▼

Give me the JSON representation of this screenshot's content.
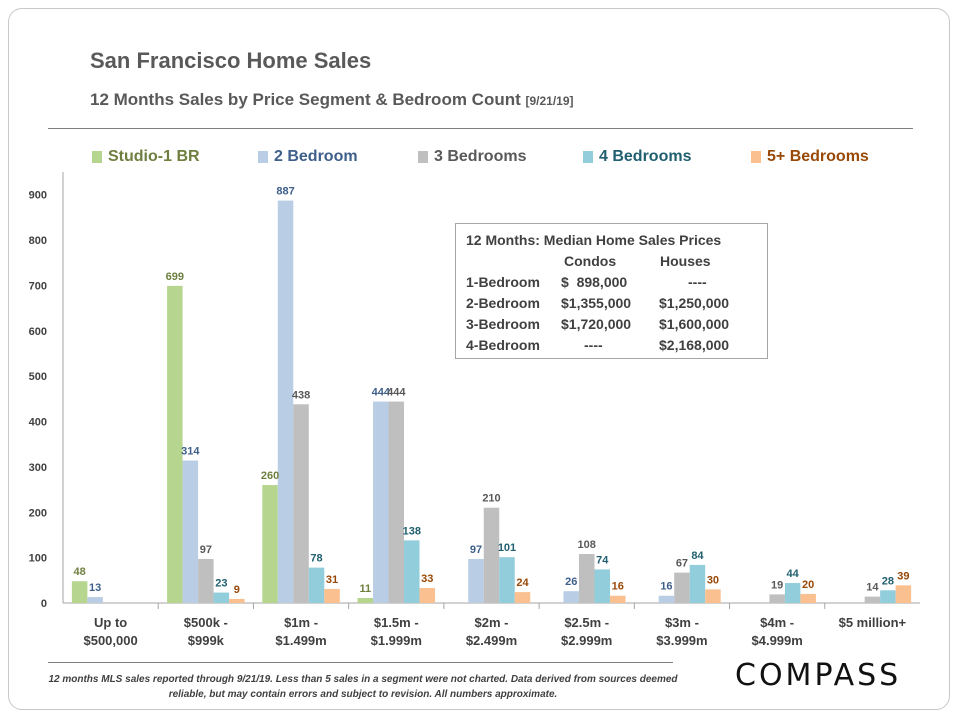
{
  "header": {
    "title": "San Francisco Home Sales",
    "subtitle": "12 Months Sales by Price Segment & Bedroom Count",
    "date": "[9/21/19]"
  },
  "info_box": {
    "title": "12 Months: Median Home Sales Prices",
    "col_condos": "Condos",
    "col_houses": "Houses",
    "rows": [
      {
        "label": "1-Bedroom",
        "condos": "$  898,000",
        "houses": "----"
      },
      {
        "label": "2-Bedroom",
        "condos": "$1,355,000",
        "houses": "$1,250,000"
      },
      {
        "label": "3-Bedroom",
        "condos": "$1,720,000",
        "houses": "$1,600,000"
      },
      {
        "label": "4-Bedroom",
        "condos": "----",
        "houses": "$2,168,000"
      }
    ]
  },
  "footnote": "12 months MLS sales reported through 9/21/19. Less than 5 sales in a segment were not charted. Data derived from sources deemed reliable, but may contain errors and subject to revision. All numbers approximate.",
  "logo": "COMPASS",
  "chart_data": {
    "type": "bar",
    "categories": [
      [
        "Up to",
        "$500,000"
      ],
      [
        "$500k -",
        "$999k"
      ],
      [
        "$1m -",
        "$1.499m"
      ],
      [
        "$1.5m -",
        "$1.999m"
      ],
      [
        "$2m -",
        "$2.499m"
      ],
      [
        "$2.5m -",
        "$2.999m"
      ],
      [
        "$3m -",
        "$3.999m"
      ],
      [
        "$4m -",
        "$4.999m"
      ],
      [
        "$5 million+"
      ]
    ],
    "series": [
      {
        "name": "Studio-1 BR",
        "color": "#b6d58f",
        "label_color": "#6f7f3f",
        "values": [
          48,
          699,
          260,
          11,
          null,
          null,
          null,
          null,
          null
        ]
      },
      {
        "name": "2 Bedroom",
        "color": "#b9cde5",
        "label_color": "#3e5f8a",
        "values": [
          13,
          314,
          887,
          444,
          97,
          26,
          16,
          null,
          null
        ]
      },
      {
        "name": "3 Bedrooms",
        "color": "#bfbfbf",
        "label_color": "#595959",
        "values": [
          null,
          97,
          438,
          444,
          210,
          108,
          67,
          19,
          14
        ]
      },
      {
        "name": "4 Bedrooms",
        "color": "#92cddc",
        "label_color": "#1f5f6f",
        "values": [
          null,
          23,
          78,
          138,
          101,
          74,
          84,
          44,
          28
        ]
      },
      {
        "name": "5+ Bedrooms",
        "color": "#fac090",
        "label_color": "#984807",
        "values": [
          null,
          9,
          31,
          33,
          24,
          16,
          30,
          20,
          39
        ]
      }
    ],
    "y_ticks": [
      0,
      100,
      200,
      300,
      400,
      500,
      600,
      700,
      800,
      900
    ],
    "ylim": [
      0,
      950
    ],
    "grid": false,
    "legend": "top"
  }
}
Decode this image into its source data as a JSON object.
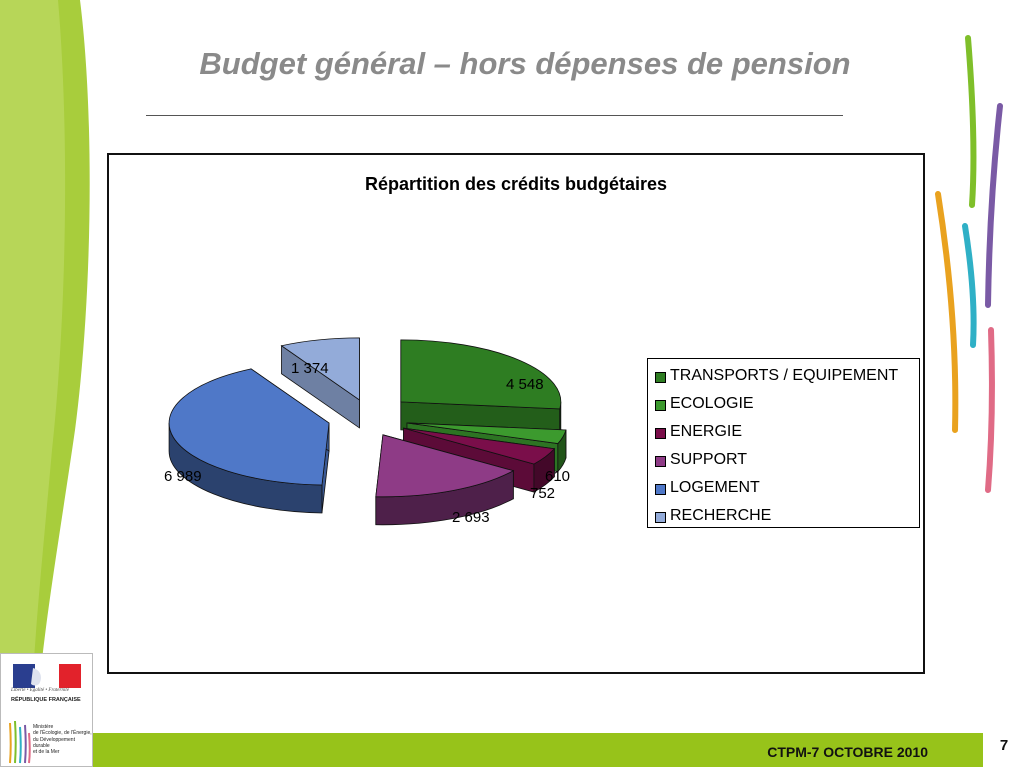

▲

## Challenge
Every record above should come back exactly, but without its pictures.

## Finished answer
Give me the JSON representation of this screenshot's content.
{
  "header": {
    "title": "San Francisco Home Sales",
    "subtitle": "12 Months Sales by Price Segment & Bedroom Count",
    "date": "[9/21/19]"
  },
  "info_box": {
    "title": "12 Months: Median Home Sales Prices",
    "col_condos": "Condos",
    "col_houses": "Houses",
    "rows": [
      {
        "label": "1-Bedroom",
        "condos": "$  898,000",
        "houses": "----"
      },
      {
        "label": "2-Bedroom",
        "condos": "$1,355,000",
        "houses": "$1,250,000"
      },
      {
        "label": "3-Bedroom",
        "condos": "$1,720,000",
        "houses": "$1,600,000"
      },
      {
        "label": "4-Bedroom",
        "condos": "----",
        "houses": "$2,168,000"
      }
    ]
  },
  "footnote": "12 months MLS sales reported through 9/21/19. Less than 5 sales in a segment were not charted. Data derived from sources deemed reliable, but may contain errors and subject to revision. All numbers approximate.",
  "logo": "COMPASS",
  "chart_data": {
    "type": "bar",
    "categories": [
      [
        "Up to",
        "$500,000"
      ],
      [
        "$500k -",
        "$999k"
      ],
      [
        "$1m -",
        "$1.499m"
      ],
      [
        "$1.5m -",
        "$1.999m"
      ],
      [
        "$2m -",
        "$2.499m"
      ],
      [
        "$2.5m -",
        "$2.999m"
      ],
      [
        "$3m -",
        "$3.999m"
      ],
      [
        "$4m -",
        "$4.999m"
      ],
      [
        "$5 million+"
      ]
    ],
    "series": [
      {
        "name": "Studio-1 BR",
        "color": "#b6d58f",
        "label_color": "#6f7f3f",
        "values": [
          48,
          699,
          260,
          11,
          null,
          null,
          null,
          null,
          null
        ]
      },
      {
        "name": "2 Bedroom",
        "color": "#b9cde5",
        "label_color": "#3e5f8a",
        "values": [
          13,
          314,
          887,
          444,
          97,
          26,
          16,
          null,
          null
        ]
      },
      {
        "name": "3 Bedrooms",
        "color": "#bfbfbf",
        "label_color": "#595959",
        "values": [
          null,
          97,
          438,
          444,
          210,
          108,
          67,
          19,
          14
        ]
      },
      {
        "name": "4 Bedrooms",
        "color": "#92cddc",
        "label_color": "#1f5f6f",
        "values": [
          null,
          23,
          78,
          138,
          101,
          74,
          84,
          44,
          28
        ]
      },
      {
        "name": "5+ Bedrooms",
        "color": "#fac090",
        "label_color": "#984807",
        "values": [
          null,
          9,
          31,
          33,
          24,
          16,
          30,
          20,
          39
        ]
      }
    ],
    "y_ticks": [
      0,
      100,
      200,
      300,
      400,
      500,
      600,
      700,
      800,
      900
    ],
    "ylim": [
      0,
      950
    ],
    "grid": false,
    "legend": "top"
  }
}
Decode this image into its source data as a JSON object.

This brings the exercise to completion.